(What you will do):
1. Reproduce the passage of the Pericles text that begins with "As a young man, Pericles’" and ends with "had been stolen.".
2. For each statement about the Pericles text, answer yes or no and quote the words of the text that decide it. (a) Protagoras came from Thrace. (b) Pericles often went to drinking parties and stayed late. (c) When the gold was weighed, it showed that Phidias had stolen some of it.

(Text):
The “chief goal” of upstarts like Cleon was “to remove Pericles to make room for themselves.... In foreign affairs, they seem to have favored imperial expansion and harsh treatment of the allies. They were hostile to the Spartans and far more willing than Pericles to risk a fight against them.” They murmured that Pericles had too much power, and they demanded that “he swear an oath not to become a tyrant.”3
Pericles’ opponents used two methods to attack him: they charged his friends with various offences, and they appealed to the piety/superstition of the masses by making vague charges of impiety. Pericles was not a man of the people, and he often consorted with intellectuals who hailed from outside Athens. Kagan describes Pericles as “a cold, remote, and lonely figure.” Pericles rarely attended drinking parties, and if he did attend, he left early. His “favorite diversion” was “philosophical conversation.”
One day, while games were going on, a javelin accidentally killed a spectator. Pericles and Protagoras “spent a whole day discussing the question of responsibility: Was it the javelin, the man who threw it, or the organizer of the games who bore the blame?”4 Protagoras was from Thrace, which was north of Athens.
As a young man, Pericles’ teacher was the philosopher Anaxagoras, who hailed from the coast of Ionia (the coast of Asia Minor). Pericles’ opponents attacked Anaxagoras by introducing a bill “declaring atheism and ‘teaching about the heavens’ public crimes.”5 Anaxagoras was forced into exile.
Another ally of Pericles who was forced into exile was Phidias, the sculptor who managed Pericles’ building projects. Just after Phidias had completed his gigantic gold-and-ivory statue of Athena, he was charged with stealing some of the gold. Fortunately, Pericles had instructed Phidias to affix the gold in such a way that it could be easily removed (Pericles thought that, in wartime, it might need to be removed and melted down).6 So Phidias removed the gold, weighed it, and demonstrated that none had been stolen.
Next Phidias was charged with impiety. It was said that, when he depicted Amazons fighting Athenians, he had depicted both himself and Pericles as figures in the battle. Plutarch, who saw the sculpture about 500 years after it was made, said that Phidias had disguised the depiction of Pericles by putting a hand in front of the face, “but it is perfectly obvious when seen from either side.”7 Kagan calls this “a daring and dangerous joke.” Phidias was charged with joking about a sacred subject. Kagan says, “Religious fears and superstitions always lay close to the surface, and the attack on Phidias brought them into the open. The sculptor was convicted and went off into exile.” It doesn’t speak well for Athenian democracy that it exiled one of history’s great artists (Phidias), and executed one of history’s great philosophers (Socrates).

[Layout dataset entries]
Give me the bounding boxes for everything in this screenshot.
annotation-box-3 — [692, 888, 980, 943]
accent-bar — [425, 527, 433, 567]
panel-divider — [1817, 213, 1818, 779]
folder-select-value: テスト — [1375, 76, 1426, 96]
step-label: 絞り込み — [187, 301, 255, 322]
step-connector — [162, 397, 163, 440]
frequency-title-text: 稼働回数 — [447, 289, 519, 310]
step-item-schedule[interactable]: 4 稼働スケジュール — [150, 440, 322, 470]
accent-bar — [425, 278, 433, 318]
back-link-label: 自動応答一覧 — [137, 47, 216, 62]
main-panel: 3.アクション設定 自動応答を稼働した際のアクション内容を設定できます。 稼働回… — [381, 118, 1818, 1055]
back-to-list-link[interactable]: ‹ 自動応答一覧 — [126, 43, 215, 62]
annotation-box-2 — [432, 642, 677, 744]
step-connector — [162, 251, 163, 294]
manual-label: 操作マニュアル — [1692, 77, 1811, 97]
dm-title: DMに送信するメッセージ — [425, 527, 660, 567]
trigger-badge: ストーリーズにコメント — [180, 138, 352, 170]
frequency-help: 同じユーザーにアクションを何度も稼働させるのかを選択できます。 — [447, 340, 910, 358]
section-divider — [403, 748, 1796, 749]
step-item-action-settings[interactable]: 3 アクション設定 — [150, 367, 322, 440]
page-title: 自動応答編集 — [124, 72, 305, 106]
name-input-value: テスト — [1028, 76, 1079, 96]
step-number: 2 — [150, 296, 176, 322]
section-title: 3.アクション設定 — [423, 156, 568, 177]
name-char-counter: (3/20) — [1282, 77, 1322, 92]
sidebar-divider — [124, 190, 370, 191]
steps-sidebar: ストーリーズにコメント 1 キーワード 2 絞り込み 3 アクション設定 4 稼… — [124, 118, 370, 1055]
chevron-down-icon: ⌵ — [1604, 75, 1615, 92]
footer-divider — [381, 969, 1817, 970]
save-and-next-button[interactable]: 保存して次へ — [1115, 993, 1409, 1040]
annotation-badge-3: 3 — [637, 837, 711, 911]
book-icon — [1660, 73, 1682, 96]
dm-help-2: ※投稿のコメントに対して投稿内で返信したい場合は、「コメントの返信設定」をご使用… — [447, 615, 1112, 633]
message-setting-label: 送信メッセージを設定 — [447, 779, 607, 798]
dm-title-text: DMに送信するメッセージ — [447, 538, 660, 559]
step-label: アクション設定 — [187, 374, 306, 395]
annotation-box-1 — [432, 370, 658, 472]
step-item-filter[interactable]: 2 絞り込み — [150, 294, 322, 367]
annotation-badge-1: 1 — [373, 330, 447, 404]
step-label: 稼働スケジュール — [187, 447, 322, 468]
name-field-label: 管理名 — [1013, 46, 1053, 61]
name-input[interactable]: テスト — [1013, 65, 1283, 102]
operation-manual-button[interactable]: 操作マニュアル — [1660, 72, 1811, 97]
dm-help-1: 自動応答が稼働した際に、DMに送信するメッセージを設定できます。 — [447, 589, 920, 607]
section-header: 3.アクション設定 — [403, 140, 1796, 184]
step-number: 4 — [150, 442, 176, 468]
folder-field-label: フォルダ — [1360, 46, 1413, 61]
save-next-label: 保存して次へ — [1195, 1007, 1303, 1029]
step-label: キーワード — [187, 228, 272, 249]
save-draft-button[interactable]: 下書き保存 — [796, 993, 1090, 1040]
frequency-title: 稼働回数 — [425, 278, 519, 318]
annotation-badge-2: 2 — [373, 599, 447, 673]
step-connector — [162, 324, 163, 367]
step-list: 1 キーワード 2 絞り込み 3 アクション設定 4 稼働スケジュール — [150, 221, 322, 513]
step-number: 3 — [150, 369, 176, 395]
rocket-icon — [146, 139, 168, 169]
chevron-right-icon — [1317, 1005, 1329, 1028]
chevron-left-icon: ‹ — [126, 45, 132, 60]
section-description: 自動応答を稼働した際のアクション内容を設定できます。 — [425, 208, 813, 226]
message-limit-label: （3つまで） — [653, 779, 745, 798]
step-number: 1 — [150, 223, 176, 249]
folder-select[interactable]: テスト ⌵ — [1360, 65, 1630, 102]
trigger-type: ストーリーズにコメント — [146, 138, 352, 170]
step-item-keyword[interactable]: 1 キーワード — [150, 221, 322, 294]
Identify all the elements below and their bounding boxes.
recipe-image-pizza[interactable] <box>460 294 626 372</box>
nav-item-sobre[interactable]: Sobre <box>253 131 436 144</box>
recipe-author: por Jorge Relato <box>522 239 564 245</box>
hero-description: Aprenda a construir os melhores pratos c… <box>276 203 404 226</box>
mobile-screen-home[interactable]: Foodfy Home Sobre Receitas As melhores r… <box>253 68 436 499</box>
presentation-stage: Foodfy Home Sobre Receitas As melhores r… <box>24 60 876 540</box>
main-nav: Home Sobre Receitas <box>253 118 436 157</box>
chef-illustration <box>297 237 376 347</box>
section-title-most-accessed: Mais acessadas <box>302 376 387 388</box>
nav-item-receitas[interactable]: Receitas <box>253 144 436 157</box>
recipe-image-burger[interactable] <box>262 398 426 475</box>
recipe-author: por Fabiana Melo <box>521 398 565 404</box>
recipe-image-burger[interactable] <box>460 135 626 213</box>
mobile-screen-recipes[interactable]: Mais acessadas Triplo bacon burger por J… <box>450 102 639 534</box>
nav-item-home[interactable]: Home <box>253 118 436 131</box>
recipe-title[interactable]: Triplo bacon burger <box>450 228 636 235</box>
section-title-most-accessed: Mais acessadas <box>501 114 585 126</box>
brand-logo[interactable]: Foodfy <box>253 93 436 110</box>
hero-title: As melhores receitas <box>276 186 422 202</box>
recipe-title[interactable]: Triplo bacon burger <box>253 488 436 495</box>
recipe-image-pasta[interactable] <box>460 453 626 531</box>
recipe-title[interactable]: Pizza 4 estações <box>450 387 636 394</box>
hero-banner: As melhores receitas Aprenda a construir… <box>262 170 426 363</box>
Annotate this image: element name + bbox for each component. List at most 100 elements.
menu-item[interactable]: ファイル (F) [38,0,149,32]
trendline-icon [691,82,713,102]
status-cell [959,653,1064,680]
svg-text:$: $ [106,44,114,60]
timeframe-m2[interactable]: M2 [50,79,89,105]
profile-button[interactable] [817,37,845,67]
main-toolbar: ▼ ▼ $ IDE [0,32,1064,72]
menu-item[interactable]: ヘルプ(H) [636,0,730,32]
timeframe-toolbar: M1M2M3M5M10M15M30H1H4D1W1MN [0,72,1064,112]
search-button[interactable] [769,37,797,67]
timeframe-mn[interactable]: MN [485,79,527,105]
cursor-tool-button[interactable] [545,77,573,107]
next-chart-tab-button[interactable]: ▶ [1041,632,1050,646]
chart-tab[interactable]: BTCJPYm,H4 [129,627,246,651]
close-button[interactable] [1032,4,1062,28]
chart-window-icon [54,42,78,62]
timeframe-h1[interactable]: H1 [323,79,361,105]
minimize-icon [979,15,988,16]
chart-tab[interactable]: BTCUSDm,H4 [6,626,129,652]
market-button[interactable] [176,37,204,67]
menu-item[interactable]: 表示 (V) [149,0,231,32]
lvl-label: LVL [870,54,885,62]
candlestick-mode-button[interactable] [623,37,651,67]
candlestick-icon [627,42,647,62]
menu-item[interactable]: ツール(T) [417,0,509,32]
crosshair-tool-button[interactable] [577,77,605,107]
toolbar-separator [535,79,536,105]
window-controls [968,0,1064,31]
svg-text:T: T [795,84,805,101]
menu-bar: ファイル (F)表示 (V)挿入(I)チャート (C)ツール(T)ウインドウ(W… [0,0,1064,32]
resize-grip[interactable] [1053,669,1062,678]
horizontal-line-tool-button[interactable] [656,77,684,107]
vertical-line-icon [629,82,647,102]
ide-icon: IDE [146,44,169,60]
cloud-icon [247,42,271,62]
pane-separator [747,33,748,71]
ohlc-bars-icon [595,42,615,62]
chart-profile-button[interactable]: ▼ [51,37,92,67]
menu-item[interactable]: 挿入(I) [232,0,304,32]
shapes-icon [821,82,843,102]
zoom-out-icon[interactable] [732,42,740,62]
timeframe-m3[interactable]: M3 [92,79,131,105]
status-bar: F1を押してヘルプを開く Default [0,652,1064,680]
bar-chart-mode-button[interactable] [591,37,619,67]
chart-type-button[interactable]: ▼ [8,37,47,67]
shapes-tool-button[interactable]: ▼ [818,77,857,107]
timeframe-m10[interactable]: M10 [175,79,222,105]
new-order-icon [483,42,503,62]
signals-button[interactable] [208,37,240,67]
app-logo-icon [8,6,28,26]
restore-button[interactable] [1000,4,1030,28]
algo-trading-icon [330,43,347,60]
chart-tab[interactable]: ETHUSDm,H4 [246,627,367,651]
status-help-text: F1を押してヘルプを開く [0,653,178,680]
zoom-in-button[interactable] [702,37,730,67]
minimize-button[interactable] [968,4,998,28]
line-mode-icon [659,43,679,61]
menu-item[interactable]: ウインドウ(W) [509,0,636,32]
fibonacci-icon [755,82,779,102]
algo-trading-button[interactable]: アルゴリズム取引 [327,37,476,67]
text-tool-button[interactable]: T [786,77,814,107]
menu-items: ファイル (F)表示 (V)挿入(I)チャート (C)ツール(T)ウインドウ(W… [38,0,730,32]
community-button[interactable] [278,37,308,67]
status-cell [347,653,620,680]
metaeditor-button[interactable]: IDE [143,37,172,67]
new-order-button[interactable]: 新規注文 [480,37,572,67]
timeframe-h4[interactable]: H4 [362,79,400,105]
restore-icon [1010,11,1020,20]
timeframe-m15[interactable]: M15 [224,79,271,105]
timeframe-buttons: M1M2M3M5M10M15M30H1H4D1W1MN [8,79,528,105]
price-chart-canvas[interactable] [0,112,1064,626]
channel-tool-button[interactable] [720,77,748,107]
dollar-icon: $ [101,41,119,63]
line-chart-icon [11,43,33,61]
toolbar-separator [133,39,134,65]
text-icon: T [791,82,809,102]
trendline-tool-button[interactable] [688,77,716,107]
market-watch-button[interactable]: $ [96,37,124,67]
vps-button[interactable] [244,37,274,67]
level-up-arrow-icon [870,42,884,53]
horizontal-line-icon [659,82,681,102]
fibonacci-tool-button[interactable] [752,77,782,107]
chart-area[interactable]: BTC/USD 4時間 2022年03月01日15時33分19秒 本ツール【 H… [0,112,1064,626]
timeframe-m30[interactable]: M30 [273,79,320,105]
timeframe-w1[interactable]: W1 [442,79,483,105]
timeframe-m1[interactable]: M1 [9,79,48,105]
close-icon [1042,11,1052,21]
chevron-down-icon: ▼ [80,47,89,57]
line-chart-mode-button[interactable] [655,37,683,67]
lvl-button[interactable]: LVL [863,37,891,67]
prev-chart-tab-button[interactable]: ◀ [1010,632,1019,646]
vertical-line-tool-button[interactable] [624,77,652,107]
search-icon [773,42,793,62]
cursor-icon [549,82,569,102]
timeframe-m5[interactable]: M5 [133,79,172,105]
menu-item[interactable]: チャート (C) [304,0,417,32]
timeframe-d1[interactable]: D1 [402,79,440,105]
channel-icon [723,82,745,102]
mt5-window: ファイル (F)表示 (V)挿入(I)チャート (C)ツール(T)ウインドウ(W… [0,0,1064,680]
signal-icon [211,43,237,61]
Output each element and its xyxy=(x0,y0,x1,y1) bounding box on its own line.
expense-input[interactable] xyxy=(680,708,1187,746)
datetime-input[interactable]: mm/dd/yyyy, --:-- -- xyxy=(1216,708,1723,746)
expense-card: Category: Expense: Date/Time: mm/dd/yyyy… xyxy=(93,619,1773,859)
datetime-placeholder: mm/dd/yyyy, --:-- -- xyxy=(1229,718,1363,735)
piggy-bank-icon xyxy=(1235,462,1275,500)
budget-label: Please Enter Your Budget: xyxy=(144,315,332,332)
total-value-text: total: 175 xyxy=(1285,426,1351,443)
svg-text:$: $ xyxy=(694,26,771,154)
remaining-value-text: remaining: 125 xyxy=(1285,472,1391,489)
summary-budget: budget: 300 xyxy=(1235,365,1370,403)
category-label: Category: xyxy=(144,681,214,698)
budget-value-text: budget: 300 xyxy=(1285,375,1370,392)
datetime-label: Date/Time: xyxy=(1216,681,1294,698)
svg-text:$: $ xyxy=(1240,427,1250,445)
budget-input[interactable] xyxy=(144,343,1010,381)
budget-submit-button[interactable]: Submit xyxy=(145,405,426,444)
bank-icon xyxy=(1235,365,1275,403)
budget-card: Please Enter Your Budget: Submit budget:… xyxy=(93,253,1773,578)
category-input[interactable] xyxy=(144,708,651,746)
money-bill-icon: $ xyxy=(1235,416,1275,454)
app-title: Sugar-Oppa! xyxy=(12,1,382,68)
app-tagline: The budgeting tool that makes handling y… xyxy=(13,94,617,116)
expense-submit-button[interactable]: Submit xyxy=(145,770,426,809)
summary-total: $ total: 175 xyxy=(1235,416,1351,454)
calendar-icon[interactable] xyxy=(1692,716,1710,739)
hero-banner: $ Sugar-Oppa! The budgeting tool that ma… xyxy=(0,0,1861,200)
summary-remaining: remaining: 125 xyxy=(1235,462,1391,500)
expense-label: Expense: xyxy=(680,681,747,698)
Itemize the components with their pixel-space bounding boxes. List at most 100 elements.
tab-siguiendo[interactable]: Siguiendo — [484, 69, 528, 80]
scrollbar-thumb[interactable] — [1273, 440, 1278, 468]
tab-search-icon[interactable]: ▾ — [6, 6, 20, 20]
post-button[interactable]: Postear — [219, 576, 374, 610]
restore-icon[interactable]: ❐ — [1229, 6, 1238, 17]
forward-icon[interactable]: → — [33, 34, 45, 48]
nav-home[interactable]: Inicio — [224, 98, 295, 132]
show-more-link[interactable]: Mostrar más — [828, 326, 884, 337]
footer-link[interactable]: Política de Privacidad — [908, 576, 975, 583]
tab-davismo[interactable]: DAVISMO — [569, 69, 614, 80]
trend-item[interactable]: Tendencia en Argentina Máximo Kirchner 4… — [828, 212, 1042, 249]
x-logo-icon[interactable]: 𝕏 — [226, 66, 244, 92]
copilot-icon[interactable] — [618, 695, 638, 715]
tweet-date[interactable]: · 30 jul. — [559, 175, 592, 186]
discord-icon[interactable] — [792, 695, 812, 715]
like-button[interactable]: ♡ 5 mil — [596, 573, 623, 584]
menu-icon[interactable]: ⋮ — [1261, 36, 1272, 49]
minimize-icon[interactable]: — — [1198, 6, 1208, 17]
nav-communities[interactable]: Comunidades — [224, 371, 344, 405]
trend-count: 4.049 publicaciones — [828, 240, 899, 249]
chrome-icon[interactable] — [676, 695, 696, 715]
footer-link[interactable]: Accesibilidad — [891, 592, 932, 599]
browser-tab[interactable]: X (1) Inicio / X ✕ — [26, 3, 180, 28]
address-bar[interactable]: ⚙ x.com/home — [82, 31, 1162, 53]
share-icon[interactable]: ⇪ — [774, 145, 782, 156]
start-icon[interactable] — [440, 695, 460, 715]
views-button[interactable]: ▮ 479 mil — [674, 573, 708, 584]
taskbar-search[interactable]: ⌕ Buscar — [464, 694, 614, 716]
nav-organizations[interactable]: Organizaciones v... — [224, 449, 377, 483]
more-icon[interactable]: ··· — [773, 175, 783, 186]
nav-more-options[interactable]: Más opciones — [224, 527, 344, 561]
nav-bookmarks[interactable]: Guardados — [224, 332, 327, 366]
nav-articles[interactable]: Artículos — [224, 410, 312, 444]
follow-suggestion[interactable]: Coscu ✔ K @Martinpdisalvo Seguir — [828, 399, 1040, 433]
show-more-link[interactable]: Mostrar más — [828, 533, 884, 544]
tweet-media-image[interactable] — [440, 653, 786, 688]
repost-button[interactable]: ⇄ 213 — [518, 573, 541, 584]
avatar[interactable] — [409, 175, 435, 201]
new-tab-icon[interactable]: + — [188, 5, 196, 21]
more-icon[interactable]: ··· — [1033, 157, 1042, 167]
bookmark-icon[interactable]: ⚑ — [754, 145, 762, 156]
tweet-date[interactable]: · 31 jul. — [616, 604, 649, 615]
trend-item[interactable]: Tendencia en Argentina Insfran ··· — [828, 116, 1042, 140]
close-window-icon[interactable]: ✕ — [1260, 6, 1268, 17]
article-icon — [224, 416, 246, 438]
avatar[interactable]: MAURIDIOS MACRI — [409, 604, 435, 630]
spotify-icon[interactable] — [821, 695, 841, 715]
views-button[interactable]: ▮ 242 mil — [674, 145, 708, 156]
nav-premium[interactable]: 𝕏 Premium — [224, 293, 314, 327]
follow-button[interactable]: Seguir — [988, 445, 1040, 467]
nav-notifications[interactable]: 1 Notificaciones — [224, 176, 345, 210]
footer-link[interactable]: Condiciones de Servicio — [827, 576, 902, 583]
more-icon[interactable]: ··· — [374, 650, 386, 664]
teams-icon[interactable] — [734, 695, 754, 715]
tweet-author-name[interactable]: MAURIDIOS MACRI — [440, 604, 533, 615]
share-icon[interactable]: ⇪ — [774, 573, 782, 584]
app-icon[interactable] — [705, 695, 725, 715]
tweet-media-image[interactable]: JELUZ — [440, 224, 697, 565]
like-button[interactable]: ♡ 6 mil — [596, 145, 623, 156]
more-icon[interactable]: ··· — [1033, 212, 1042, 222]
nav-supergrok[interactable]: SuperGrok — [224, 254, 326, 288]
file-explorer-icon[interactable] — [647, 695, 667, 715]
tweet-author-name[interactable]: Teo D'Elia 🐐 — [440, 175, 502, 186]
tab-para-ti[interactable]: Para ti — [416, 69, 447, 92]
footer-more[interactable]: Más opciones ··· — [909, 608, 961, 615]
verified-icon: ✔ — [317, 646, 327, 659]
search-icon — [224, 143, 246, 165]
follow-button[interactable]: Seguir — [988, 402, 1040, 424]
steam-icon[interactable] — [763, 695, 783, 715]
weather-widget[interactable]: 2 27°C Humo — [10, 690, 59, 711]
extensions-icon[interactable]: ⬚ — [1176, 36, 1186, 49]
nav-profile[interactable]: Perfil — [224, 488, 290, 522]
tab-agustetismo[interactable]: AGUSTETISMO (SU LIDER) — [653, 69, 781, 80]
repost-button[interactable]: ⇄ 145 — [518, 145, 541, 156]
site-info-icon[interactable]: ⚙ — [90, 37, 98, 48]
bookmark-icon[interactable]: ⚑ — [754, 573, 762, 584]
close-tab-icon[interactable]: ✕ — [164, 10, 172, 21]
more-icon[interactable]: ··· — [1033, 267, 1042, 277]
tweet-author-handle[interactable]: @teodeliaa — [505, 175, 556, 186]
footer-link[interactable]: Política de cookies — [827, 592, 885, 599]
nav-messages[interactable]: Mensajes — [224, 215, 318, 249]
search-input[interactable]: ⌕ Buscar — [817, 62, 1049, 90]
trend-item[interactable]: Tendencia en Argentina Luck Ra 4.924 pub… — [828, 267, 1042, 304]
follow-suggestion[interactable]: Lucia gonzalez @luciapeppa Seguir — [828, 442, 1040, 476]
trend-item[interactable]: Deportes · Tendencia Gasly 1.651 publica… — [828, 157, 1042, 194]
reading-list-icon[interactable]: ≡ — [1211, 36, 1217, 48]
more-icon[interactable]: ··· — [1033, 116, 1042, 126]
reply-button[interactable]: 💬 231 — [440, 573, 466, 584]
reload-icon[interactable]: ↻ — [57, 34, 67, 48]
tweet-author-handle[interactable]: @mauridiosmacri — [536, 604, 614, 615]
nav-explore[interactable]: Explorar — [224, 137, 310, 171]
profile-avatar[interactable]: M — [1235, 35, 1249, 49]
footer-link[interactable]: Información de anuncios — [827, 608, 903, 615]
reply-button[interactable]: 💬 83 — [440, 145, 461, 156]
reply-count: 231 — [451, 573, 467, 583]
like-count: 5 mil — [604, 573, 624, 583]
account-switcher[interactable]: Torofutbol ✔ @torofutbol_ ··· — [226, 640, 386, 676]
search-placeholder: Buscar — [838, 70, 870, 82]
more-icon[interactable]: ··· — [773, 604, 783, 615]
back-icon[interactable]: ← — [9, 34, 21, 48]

(Exercise answers):
1.
As a young man, Pericles’ teacher was the philosopher Anaxagoras, who hailed from the coast of Ionia (the coast of Asia Minor). Pericles’ opponents attacked Anaxagoras by introducing a bill “declaring atheism and ‘teaching about the heavens’ public crimes.”5 Anaxagoras was forced into exile.
Another ally of Pericles who was forced into exile was Phidias, the sculptor who managed Pericles’ building projects. Just after Phidias had completed his gigantic gold-and-ivory statue of Athena, he was charged with stealing some of the gold. Fortunately, Pericles had instructed Phidias to affix the gold in such a way that it could be easily removed (Pericles thought that, in wartime, it might need to be removed and melted down).6 So Phidias removed the gold, weighed it, and demonstrated that none had been stolen.

2.
(a) Yes: "Protagoras was from Thrace, which was north of Athens."
(b) No: "Pericles rarely attended drinking parties, and if he did attend, he left early."
(c) No: "So Phidias removed the gold, weighed it, and demonstrated that none had been stolen."